Copy out the lines of the material from the one containing "significance-letter: d: [251, 180, 262, 201]" through the one containing "significance-letter: d: [237, 573, 248, 594]", changing "y-tick-label" to "y-axis-tick" and leaving everything else the same.

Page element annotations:
**********
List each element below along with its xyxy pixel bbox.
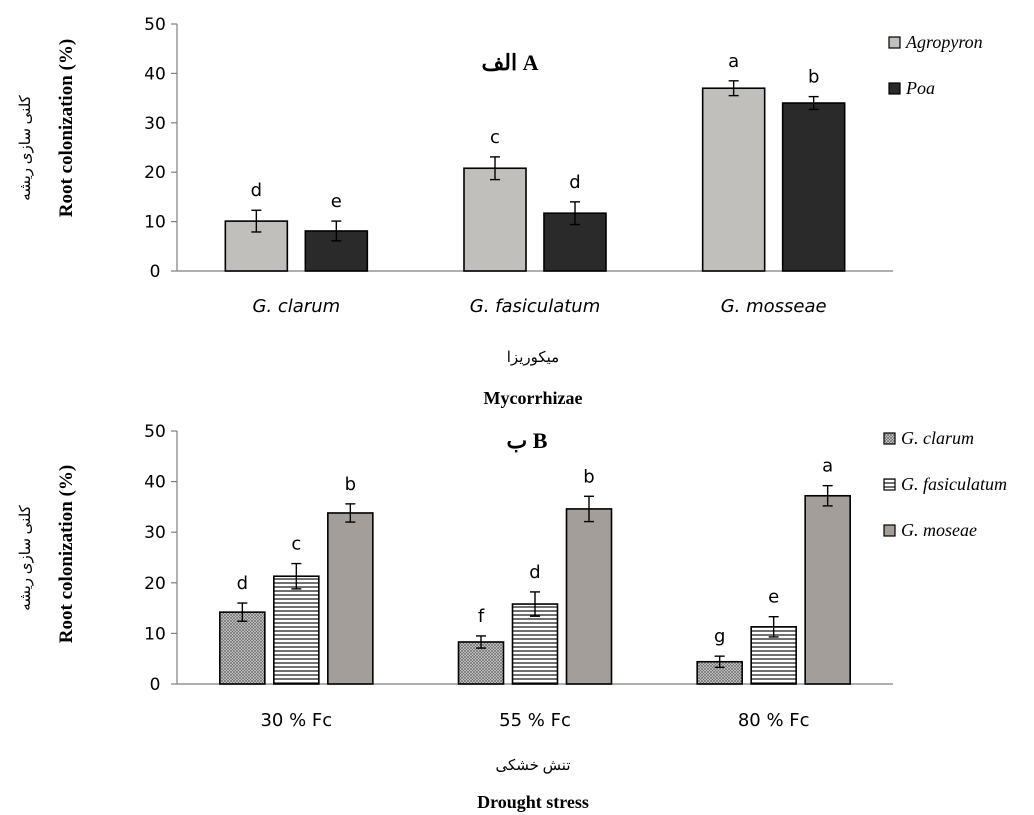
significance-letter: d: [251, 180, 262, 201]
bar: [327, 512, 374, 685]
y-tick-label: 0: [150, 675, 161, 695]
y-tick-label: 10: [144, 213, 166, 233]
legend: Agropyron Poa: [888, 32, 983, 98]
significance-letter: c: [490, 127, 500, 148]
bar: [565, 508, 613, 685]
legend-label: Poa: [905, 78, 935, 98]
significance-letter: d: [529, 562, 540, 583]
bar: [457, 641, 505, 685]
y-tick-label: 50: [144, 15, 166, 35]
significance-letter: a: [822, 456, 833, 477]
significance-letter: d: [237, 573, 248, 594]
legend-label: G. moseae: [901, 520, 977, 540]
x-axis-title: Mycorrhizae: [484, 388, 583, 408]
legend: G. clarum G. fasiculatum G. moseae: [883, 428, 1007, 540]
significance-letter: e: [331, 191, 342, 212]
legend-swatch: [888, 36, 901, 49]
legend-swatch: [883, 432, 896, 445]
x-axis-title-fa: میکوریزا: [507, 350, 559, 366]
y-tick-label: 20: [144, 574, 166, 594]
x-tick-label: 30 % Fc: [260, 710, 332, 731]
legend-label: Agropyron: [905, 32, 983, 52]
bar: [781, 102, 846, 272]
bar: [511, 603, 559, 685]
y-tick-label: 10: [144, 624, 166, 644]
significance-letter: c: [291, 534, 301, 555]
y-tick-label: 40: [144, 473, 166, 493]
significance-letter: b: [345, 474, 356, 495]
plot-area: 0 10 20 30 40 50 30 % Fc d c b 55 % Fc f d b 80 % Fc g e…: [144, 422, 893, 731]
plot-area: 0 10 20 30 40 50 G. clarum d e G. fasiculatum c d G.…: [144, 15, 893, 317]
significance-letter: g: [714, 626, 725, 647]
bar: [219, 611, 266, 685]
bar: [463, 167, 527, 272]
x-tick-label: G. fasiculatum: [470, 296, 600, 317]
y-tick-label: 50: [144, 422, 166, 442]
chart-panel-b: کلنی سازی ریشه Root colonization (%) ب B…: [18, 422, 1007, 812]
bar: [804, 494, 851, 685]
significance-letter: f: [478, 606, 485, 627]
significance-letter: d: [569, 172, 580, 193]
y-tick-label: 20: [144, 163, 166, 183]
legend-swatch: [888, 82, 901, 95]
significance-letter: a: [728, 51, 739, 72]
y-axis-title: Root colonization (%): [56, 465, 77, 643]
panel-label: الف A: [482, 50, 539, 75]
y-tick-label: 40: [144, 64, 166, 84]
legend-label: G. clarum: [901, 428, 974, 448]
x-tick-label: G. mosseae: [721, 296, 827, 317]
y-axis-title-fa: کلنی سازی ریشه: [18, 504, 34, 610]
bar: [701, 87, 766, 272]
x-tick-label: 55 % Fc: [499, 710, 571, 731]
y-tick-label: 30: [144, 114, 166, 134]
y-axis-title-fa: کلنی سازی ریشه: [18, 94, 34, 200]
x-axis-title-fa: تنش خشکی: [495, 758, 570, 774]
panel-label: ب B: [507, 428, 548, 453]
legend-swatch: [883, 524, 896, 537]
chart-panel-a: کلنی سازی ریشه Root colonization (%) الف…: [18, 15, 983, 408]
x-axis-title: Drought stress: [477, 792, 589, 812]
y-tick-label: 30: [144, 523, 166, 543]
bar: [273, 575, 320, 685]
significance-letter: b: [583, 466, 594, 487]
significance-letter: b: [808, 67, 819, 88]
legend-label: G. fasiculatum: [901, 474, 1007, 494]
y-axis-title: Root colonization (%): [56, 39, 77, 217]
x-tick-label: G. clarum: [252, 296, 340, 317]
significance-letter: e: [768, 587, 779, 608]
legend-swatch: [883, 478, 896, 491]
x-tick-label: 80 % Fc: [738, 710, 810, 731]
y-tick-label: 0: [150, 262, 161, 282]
**********
CORRECT RESULT:
significance-letter: d: [251, 180, 262, 201]
bar: [327, 512, 374, 685]
y-axis-tick: 0: [150, 675, 161, 695]
y-axis-tick: 10: [144, 213, 166, 233]
legend: Agropyron Poa: [888, 32, 983, 98]
significance-letter: c: [490, 127, 500, 148]
bar: [565, 508, 613, 685]
legend-label: Poa: [905, 78, 935, 98]
significance-letter: d: [529, 562, 540, 583]
bar: [457, 641, 505, 685]
y-axis-tick: 50: [144, 15, 166, 35]
significance-letter: a: [822, 456, 833, 477]
significance-letter: d: [237, 573, 248, 594]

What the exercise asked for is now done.